**WHAT IS EXPECTED**.
Output each entry exactly; skip nothing.

**ENTRIES**.
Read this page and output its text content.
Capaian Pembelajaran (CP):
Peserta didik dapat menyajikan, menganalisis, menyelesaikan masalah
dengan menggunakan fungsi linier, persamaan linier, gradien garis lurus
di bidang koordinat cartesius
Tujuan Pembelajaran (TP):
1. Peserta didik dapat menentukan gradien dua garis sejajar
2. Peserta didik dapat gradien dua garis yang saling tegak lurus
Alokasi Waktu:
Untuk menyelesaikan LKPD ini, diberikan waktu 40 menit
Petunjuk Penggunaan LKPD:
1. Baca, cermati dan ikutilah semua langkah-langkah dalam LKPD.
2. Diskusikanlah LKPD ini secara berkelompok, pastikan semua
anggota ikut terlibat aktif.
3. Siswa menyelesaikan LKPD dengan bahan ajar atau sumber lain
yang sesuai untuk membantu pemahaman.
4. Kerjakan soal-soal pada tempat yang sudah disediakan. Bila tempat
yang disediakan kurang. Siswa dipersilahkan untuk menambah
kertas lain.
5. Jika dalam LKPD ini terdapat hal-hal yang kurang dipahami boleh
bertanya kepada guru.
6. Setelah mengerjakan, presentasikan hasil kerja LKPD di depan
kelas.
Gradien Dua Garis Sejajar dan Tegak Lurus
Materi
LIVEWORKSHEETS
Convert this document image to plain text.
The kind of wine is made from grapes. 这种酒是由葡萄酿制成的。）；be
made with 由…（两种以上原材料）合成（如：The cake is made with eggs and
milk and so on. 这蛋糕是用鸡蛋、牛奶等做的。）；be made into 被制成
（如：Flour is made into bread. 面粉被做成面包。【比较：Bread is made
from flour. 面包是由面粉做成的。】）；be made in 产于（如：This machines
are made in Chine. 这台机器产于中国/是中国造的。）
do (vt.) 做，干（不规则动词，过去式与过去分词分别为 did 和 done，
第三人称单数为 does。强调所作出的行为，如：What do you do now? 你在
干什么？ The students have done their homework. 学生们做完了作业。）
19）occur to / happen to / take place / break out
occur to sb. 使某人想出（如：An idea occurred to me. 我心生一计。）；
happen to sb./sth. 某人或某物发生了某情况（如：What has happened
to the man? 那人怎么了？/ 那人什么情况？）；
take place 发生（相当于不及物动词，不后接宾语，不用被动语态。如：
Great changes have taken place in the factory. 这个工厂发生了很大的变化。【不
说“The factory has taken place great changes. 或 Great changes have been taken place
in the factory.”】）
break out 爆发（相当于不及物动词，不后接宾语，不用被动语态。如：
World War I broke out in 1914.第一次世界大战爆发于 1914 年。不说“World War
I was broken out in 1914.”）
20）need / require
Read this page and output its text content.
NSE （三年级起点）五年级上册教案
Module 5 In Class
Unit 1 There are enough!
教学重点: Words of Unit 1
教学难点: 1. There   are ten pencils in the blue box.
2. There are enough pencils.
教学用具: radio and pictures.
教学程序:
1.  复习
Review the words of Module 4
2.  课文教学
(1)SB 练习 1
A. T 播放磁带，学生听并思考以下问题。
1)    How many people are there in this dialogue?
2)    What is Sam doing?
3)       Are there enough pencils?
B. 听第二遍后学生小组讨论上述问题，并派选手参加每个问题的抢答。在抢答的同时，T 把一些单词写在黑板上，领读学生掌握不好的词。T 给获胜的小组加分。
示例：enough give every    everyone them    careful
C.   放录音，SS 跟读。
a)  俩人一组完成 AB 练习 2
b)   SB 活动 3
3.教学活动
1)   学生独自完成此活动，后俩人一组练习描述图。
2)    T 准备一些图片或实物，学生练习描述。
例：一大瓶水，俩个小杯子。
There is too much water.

**PROBLEM SOLUTION**.
Read this page and output its text content.
Capaian Pembelajaran (CP):
Peserta didik dapat menyajikan, menganalisis, menyelesaikan masalah
dengan menggunakan fungsi linier, persamaan linier, gradien garis lurus
di bidang koordinat cartesius
Tujuan Pembelajaran (TP):
1. Peserta didik dapat menentukan gradien dua garis sejajar
2. Peserta didik dapat gradien dua garis yang saling tegak lurus
Alokasi Waktu:
Untuk menyelesaikan LKPD ini, diberikan waktu 40 menit
Petunjuk Penggunaan LKPD:
1. Baca, cermati dan ikutilah semua langkah-langkah dalam LKPD.
2. Diskusikanlah LKPD ini secara berkelompok, pastikan semua
anggota ikut terlibat aktif.
3. Siswa menyelesaikan LKPD dengan bahan ajar atau sumber lain
yang sesuai untuk membantu pemahaman.
4. Kerjakan soal-soal pada tempat yang sudah disediakan. Bila tempat
yang disediakan kurang. Siswa dipersilahkan untuk menambah
kertas lain.
5. Jika dalam LKPD ini terdapat hal-hal yang kurang dipahami boleh
bertanya kepada guru.
6. Setelah mengerjakan, presentasikan hasil kerja LKPD di depan
kelas.
Gradien Dua Garis Sejajar dan Tegak Lurus
Materi
LIVEWORKSHEETS
Convert this document image to plain text.
The kind of wine is made from grapes. 这种酒是由葡萄酿制成的。）；be
made with 由…（两种以上原材料）合成（如：The cake is made with eggs and
milk and so on. 这蛋糕是用鸡蛋、牛奶等做的。）；be made into 被制成
（如：Flour is made into bread. 面粉被做成面包。【比较：Bread is made
from flour. 面包是由面粉做成的。】）；be made in 产于（如：This machines
are made in Chine. 这台机器产于中国/是中国造的。）
do (vt.) 做，干（不规则动词，过去式与过去分词分别为 did 和 done，
第三人称单数为 does。强调所作出的行为，如：What do you do now? 你在
干什么？ The students have done their homework. 学生们做完了作业。）
19）occur to / happen to / take place / break out
occur to sb. 使某人想出（如：An idea occurred to me. 我心生一计。）；
happen to sb./sth. 某人或某物发生了某情况（如：What has happened
to the man? 那人怎么了？/ 那人什么情况？）；
take place 发生（相当于不及物动词，不后接宾语，不用被动语态。如：
Great changes have taken place in the factory. 这个工厂发生了很大的变化。【不
说“The factory has taken place great changes. 或 Great changes have been taken place
in the factory.”】）
break out 爆发（相当于不及物动词，不后接宾语，不用被动语态。如：
World War I broke out in 1914.第一次世界大战爆发于 1914 年。不说“World War
I was broken out in 1914.”）
20）need / require
Read this page and output its text content.
NSE （三年级起点）五年级上册教案
Module 5 In Class
Unit 1 There are enough!
教学重点: Words of Unit 1
教学难点: 1. There   are ten pencils in the blue box.
2. There are enough pencils.
教学用具: radio and pictures.
教学程序:
1.  复习
Review the words of Module 4
2.  课文教学
(1)SB 练习 1
A. T 播放磁带，学生听并思考以下问题。
1)    How many people are there in this dialogue?
2)    What is Sam doing?
3)       Are there enough pencils?
B. 听第二遍后学生小组讨论上述问题，并派选手参加每个问题的抢答。在抢答的同时，T 把一些单词写在黑板上，领读学生掌握不好的词。T 给获胜的小组加分。
示例：enough give every    everyone them    careful
C.   放录音，SS 跟读。
a)  俩人一组完成 AB 练习 2
b)   SB 活动 3
3.教学活动
1)   学生独自完成此活动，后俩人一组练习描述图。
2)    T 准备一些图片或实物，学生练习描述。
例：一大瓶水，俩个小杯子。
There is too much water.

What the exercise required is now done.